▶ Exercise objective:
Select every line below containing the word "connecteur".

══════════════════════════════

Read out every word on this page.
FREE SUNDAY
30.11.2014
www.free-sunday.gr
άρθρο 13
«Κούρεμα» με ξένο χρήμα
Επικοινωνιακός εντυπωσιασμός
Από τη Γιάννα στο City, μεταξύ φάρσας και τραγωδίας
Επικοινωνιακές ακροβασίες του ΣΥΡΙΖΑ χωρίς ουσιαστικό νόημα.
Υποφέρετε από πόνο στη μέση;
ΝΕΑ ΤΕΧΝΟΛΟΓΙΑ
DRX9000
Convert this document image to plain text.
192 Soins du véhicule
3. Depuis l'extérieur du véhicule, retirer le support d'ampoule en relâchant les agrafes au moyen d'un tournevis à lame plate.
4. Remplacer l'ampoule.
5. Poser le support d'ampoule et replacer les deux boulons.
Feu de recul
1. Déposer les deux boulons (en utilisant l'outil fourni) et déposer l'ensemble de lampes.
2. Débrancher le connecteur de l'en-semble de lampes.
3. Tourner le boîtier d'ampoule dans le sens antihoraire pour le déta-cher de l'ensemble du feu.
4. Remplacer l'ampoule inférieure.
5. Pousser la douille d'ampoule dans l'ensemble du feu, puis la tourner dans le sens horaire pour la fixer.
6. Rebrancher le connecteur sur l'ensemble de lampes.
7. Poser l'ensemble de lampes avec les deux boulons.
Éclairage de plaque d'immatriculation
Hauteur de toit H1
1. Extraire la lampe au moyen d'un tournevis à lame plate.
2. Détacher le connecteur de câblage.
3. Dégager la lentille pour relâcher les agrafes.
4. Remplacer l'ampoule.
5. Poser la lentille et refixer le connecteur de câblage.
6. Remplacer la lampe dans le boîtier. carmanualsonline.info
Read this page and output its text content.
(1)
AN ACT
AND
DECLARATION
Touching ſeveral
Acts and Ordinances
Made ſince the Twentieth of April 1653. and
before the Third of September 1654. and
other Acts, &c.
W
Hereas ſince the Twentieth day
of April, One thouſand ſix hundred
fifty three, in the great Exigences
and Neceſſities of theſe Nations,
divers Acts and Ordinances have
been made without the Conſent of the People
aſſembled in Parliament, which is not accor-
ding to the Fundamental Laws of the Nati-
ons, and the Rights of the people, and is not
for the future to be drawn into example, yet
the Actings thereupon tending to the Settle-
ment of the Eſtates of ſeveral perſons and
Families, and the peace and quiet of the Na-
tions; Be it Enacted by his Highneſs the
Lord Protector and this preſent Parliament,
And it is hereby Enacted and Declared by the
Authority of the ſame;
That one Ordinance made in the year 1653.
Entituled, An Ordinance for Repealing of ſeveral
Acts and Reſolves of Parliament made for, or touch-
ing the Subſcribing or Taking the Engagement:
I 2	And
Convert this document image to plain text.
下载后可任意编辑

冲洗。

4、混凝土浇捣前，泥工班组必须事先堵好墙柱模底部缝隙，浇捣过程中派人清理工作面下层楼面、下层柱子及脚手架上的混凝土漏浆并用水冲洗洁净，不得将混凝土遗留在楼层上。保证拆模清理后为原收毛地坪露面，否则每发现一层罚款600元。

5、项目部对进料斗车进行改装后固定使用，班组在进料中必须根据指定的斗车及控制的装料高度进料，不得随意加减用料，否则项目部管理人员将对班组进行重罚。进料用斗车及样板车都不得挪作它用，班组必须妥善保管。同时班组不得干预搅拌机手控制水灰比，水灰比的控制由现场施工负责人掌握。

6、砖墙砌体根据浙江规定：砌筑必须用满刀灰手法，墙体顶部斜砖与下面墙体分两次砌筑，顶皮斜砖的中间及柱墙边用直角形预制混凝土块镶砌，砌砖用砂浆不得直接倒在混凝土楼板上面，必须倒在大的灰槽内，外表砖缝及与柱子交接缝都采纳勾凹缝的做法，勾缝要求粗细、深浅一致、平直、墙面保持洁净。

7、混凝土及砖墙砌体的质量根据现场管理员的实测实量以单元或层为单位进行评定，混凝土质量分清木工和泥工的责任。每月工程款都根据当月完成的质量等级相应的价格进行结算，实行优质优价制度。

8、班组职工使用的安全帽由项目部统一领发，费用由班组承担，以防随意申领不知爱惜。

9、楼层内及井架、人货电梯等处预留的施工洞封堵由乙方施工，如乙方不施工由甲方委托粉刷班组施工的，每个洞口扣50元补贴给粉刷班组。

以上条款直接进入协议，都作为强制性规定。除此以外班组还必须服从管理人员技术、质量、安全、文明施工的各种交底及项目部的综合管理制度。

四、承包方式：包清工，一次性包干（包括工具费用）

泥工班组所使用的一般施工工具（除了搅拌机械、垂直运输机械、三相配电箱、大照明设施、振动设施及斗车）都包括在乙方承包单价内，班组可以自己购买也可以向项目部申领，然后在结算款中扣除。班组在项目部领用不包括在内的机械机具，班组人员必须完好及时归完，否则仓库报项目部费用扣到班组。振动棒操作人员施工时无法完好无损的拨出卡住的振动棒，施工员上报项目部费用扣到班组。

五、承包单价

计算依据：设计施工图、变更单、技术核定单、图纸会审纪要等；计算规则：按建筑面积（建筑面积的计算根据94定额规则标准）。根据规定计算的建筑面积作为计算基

══════════════════════════════

▶ Task output:
2. Débrancher le connecteur de l'en-semble de lampes.
6. Rebrancher le connecteur sur l'ensemble de lampes.
2. Détacher le connecteur de câblage.
5. Poser la lentille et refixer le connecteur de câblage.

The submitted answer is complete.